start Material provided

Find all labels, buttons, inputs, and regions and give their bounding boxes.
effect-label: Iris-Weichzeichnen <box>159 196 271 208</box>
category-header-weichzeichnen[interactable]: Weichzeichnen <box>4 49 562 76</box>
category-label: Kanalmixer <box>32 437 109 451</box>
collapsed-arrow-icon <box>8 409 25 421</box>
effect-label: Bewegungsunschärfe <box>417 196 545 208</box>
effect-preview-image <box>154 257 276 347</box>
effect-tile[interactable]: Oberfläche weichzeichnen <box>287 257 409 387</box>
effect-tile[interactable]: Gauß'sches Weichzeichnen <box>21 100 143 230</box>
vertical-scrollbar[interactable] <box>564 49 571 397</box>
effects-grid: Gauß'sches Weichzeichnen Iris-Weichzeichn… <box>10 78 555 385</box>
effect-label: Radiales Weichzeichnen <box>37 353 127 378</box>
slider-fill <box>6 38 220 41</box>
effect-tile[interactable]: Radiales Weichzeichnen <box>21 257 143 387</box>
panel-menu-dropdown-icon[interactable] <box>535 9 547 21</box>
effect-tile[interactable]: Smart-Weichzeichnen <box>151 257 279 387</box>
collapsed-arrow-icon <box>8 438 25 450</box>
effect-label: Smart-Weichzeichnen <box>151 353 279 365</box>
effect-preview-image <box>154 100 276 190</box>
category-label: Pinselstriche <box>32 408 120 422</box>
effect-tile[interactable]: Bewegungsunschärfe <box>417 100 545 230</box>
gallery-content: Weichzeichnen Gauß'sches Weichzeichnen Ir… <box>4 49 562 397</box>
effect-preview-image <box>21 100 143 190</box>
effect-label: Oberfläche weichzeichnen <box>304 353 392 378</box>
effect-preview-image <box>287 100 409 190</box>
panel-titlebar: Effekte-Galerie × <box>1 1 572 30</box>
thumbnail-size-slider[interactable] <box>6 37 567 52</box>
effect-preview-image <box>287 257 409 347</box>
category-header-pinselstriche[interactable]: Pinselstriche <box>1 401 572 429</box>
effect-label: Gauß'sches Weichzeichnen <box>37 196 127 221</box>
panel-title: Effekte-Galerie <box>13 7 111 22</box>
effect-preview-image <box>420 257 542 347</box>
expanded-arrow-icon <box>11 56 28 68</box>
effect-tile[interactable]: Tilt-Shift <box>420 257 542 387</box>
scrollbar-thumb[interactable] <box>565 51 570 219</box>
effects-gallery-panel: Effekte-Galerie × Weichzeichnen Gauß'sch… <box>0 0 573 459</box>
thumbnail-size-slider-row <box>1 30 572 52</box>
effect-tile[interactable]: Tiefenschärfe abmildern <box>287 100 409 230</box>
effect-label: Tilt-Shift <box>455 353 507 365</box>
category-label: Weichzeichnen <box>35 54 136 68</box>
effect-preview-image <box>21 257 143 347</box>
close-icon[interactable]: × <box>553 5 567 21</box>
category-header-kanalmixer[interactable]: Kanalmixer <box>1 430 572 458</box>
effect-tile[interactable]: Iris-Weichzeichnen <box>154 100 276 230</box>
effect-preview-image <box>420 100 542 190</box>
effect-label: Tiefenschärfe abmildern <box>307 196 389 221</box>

end Material provided

## Set problem
Please reproduce every line of the records above unchanged.

## Answer to this task
Find all labels, buttons, inputs, and regions and give their bounding boxes.
effect-label: Iris-Weichzeichnen <box>159 196 271 208</box>
category-header-weichzeichnen[interactable]: Weichzeichnen <box>4 49 562 76</box>
category-label: Kanalmixer <box>32 437 109 451</box>
collapsed-arrow-icon <box>8 409 25 421</box>
effect-label: Bewegungsunschärfe <box>417 196 545 208</box>
effect-preview-image <box>154 257 276 347</box>
effect-tile[interactable]: Oberfläche weichzeichnen <box>287 257 409 387</box>
effect-tile[interactable]: Gauß'sches Weichzeichnen <box>21 100 143 230</box>
vertical-scrollbar[interactable] <box>564 49 571 397</box>
effects-grid: Gauß'sches Weichzeichnen Iris-Weichzeichn… <box>10 78 555 385</box>
effect-label: Radiales Weichzeichnen <box>37 353 127 378</box>
slider-fill <box>6 38 220 41</box>
effect-tile[interactable]: Radiales Weichzeichnen <box>21 257 143 387</box>
panel-menu-dropdown-icon[interactable] <box>535 9 547 21</box>
effect-tile[interactable]: Smart-Weichzeichnen <box>151 257 279 387</box>
collapsed-arrow-icon <box>8 438 25 450</box>
effect-label: Smart-Weichzeichnen <box>151 353 279 365</box>
effect-preview-image <box>154 100 276 190</box>
category-label: Pinselstriche <box>32 408 120 422</box>
effect-tile[interactable]: Bewegungsunschärfe <box>417 100 545 230</box>
gallery-content: Weichzeichnen Gauß'sches Weichzeichnen Ir… <box>4 49 562 397</box>
effect-preview-image <box>21 100 143 190</box>
effect-label: Oberfläche weichzeichnen <box>304 353 392 378</box>
effect-preview-image <box>287 100 409 190</box>
panel-titlebar: Effekte-Galerie × <box>1 1 572 30</box>
thumbnail-size-slider[interactable] <box>6 37 567 52</box>
effect-preview-image <box>287 257 409 347</box>
category-header-pinselstriche[interactable]: Pinselstriche <box>1 401 572 429</box>
effect-label: Gauß'sches Weichzeichnen <box>37 196 127 221</box>
panel-title: Effekte-Galerie <box>13 7 111 22</box>
effect-preview-image <box>420 257 542 347</box>
expanded-arrow-icon <box>11 56 28 68</box>
effect-tile[interactable]: Tilt-Shift <box>420 257 542 387</box>
scrollbar-thumb[interactable] <box>565 51 570 219</box>
effects-gallery-panel: Effekte-Galerie × Weichzeichnen Gauß'sch… <box>0 0 573 459</box>
thumbnail-size-slider-row <box>1 30 572 52</box>
effect-tile[interactable]: Tiefenschärfe abmildern <box>287 100 409 230</box>
effect-label: Tilt-Shift <box>455 353 507 365</box>
category-label: Weichzeichnen <box>35 54 136 68</box>
effect-preview-image <box>21 257 143 347</box>
close-icon[interactable]: × <box>553 5 567 21</box>
category-header-kanalmixer[interactable]: Kanalmixer <box>1 430 572 458</box>
effect-tile[interactable]: Iris-Weichzeichnen <box>154 100 276 230</box>
effect-preview-image <box>420 100 542 190</box>
effect-label: Tiefenschärfe abmildern <box>307 196 389 221</box>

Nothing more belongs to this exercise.